▶ [Exercise]: Write the listing out again, all of it, word for word.

▶ [Provided data]:
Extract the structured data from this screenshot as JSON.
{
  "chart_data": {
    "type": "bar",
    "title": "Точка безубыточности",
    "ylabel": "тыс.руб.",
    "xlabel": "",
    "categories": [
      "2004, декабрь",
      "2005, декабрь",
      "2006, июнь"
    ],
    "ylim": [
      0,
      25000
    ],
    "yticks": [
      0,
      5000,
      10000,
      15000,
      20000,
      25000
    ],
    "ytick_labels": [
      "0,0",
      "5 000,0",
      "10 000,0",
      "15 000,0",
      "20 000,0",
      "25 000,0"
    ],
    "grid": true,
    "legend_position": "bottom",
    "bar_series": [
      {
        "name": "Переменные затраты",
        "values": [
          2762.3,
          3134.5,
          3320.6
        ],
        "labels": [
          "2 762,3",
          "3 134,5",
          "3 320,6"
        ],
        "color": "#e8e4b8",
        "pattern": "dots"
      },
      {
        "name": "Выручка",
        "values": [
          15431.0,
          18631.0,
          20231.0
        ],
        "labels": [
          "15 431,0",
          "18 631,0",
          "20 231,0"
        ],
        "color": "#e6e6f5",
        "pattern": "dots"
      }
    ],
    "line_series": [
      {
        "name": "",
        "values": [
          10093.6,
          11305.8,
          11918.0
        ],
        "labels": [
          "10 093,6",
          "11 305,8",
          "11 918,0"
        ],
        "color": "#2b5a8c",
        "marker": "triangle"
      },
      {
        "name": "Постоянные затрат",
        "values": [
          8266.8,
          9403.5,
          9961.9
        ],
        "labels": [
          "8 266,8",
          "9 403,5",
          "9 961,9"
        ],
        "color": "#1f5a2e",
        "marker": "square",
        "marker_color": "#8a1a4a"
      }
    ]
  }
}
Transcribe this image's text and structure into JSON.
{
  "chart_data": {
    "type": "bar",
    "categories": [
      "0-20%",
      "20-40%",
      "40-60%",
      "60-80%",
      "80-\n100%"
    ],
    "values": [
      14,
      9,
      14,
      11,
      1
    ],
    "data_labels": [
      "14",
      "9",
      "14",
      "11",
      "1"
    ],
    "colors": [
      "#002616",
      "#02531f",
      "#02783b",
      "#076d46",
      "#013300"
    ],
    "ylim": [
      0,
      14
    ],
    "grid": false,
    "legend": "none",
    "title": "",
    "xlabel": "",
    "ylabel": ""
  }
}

▶ [Problem solution]:
Extract the structured data from this screenshot as JSON.
{
  "chart_data": {
    "type": "bar",
    "title": "Точка безубыточности",
    "ylabel": "тыс.руб.",
    "xlabel": "",
    "categories": [
      "2004, декабрь",
      "2005, декабрь",
      "2006, июнь"
    ],
    "ylim": [
      0,
      25000
    ],
    "yticks": [
      0,
      5000,
      10000,
      15000,
      20000,
      25000
    ],
    "ytick_labels": [
      "0,0",
      "5 000,0",
      "10 000,0",
      "15 000,0",
      "20 000,0",
      "25 000,0"
    ],
    "grid": true,
    "legend_position": "bottom",
    "bar_series": [
      {
        "name": "Переменные затраты",
        "values": [
          2762.3,
          3134.5,
          3320.6
        ],
        "labels": [
          "2 762,3",
          "3 134,5",
          "3 320,6"
        ],
        "color": "#e8e4b8",
        "pattern": "dots"
      },
      {
        "name": "Выручка",
        "values": [
          15431.0,
          18631.0,
          20231.0
        ],
        "labels": [
          "15 431,0",
          "18 631,0",
          "20 231,0"
        ],
        "color": "#e6e6f5",
        "pattern": "dots"
      }
    ],
    "line_series": [
      {
        "name": "",
        "values": [
          10093.6,
          11305.8,
          11918.0
        ],
        "labels": [
          "10 093,6",
          "11 305,8",
          "11 918,0"
        ],
        "color": "#2b5a8c",
        "marker": "triangle"
      },
      {
        "name": "Постоянные затрат",
        "values": [
          8266.8,
          9403.5,
          9961.9
        ],
        "labels": [
          "8 266,8",
          "9 403,5",
          "9 961,9"
        ],
        "color": "#1f5a2e",
        "marker": "square",
        "marker_color": "#8a1a4a"
      }
    ]
  }
}
Transcribe this image's text and structure into JSON.
{
  "chart_data": {
    "type": "bar",
    "categories": [
      "0-20%",
      "20-40%",
      "40-60%",
      "60-80%",
      "80-\n100%"
    ],
    "values": [
      14,
      9,
      14,
      11,
      1
    ],
    "data_labels": [
      "14",
      "9",
      "14",
      "11",
      "1"
    ],
    "colors": [
      "#002616",
      "#02531f",
      "#02783b",
      "#076d46",
      "#013300"
    ],
    "ylim": [
      0,
      14
    ],
    "grid": false,
    "legend": "none",
    "title": "",
    "xlabel": "",
    "ylabel": ""
  }
}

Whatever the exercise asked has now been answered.